#### Given records

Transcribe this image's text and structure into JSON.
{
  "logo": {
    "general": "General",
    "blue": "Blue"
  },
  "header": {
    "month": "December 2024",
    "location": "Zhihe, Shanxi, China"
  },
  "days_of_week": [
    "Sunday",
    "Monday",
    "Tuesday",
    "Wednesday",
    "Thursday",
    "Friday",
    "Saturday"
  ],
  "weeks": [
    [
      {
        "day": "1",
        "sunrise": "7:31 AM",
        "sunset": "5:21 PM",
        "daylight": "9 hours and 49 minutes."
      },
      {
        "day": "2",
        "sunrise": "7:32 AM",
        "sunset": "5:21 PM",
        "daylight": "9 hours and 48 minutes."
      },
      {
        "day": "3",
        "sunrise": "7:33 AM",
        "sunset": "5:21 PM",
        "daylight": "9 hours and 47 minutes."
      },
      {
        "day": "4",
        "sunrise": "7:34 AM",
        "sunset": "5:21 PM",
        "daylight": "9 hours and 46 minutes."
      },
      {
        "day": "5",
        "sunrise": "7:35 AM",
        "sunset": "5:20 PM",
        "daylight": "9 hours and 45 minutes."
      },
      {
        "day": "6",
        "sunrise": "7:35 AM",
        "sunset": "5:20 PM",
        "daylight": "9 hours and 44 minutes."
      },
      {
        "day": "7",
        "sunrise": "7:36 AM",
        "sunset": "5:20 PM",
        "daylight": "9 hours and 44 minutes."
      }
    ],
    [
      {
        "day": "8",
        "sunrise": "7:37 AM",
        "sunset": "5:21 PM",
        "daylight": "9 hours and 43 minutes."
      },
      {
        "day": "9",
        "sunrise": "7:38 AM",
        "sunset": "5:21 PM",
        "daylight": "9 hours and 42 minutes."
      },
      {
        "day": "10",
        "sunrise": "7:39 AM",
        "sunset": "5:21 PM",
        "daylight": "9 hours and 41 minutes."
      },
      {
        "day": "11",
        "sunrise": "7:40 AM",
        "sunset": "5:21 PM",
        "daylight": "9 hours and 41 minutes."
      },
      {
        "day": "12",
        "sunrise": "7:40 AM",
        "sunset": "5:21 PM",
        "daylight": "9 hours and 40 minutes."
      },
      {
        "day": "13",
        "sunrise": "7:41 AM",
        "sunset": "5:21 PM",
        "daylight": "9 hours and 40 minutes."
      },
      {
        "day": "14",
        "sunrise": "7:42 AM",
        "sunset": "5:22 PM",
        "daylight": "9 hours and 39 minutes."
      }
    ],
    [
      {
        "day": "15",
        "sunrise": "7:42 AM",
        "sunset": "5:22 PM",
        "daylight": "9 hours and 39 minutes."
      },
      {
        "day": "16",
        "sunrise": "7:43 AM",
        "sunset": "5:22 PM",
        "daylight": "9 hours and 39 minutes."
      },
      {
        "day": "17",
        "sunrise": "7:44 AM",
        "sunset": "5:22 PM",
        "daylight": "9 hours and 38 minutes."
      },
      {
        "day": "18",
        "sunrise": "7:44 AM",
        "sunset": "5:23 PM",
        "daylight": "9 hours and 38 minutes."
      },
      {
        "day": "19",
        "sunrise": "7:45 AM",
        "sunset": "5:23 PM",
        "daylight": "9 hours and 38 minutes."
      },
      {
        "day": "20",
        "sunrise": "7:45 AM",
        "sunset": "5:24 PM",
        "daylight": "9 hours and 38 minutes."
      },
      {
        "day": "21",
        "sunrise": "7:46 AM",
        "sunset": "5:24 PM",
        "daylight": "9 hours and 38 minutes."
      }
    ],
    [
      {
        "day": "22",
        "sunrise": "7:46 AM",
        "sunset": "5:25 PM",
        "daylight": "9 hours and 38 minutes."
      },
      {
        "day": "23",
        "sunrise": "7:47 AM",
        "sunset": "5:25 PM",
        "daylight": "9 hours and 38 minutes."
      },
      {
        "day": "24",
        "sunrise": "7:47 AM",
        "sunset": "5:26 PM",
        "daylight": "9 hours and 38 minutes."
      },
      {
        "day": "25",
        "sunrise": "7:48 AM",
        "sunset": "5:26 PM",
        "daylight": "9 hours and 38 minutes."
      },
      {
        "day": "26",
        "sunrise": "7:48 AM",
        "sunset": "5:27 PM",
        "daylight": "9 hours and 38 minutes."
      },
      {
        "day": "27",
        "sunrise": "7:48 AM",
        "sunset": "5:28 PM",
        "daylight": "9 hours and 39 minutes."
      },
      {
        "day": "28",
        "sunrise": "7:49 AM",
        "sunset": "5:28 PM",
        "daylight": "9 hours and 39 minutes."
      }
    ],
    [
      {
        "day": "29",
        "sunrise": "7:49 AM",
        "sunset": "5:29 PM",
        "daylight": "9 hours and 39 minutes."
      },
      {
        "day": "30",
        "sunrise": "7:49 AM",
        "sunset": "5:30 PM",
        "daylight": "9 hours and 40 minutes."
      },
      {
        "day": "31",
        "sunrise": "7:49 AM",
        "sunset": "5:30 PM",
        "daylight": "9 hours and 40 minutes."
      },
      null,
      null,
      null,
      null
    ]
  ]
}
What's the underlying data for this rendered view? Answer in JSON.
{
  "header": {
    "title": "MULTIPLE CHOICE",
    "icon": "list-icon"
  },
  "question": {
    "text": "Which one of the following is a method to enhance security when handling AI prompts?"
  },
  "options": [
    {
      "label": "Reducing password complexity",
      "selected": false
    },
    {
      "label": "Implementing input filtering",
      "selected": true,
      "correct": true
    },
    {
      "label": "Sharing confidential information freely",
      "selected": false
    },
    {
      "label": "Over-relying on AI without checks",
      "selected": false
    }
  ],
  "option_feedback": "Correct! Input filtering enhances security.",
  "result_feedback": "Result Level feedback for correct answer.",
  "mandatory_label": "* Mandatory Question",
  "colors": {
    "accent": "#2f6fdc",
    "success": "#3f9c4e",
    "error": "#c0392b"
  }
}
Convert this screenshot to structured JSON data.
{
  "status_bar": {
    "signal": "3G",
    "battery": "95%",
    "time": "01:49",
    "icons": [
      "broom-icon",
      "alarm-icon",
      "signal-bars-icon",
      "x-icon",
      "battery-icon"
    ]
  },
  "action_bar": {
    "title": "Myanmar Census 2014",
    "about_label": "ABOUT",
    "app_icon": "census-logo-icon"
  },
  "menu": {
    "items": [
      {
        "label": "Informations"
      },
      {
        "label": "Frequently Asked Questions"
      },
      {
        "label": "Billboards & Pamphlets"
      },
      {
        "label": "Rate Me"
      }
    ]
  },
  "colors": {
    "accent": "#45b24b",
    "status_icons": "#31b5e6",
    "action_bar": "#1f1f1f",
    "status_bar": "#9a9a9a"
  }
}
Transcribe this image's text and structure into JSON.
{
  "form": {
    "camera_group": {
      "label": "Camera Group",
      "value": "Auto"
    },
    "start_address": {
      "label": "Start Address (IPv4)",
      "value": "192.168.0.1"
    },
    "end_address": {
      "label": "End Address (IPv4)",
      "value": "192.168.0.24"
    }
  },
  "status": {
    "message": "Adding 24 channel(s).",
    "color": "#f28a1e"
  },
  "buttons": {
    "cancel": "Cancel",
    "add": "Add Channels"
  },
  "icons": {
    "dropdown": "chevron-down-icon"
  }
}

########

Brief
Using the listing above, show each line holding the string "filtering".

Problem solution
      "label": "Implementing input filtering",
  "option_feedback": "Correct! Input filtering enhances security.",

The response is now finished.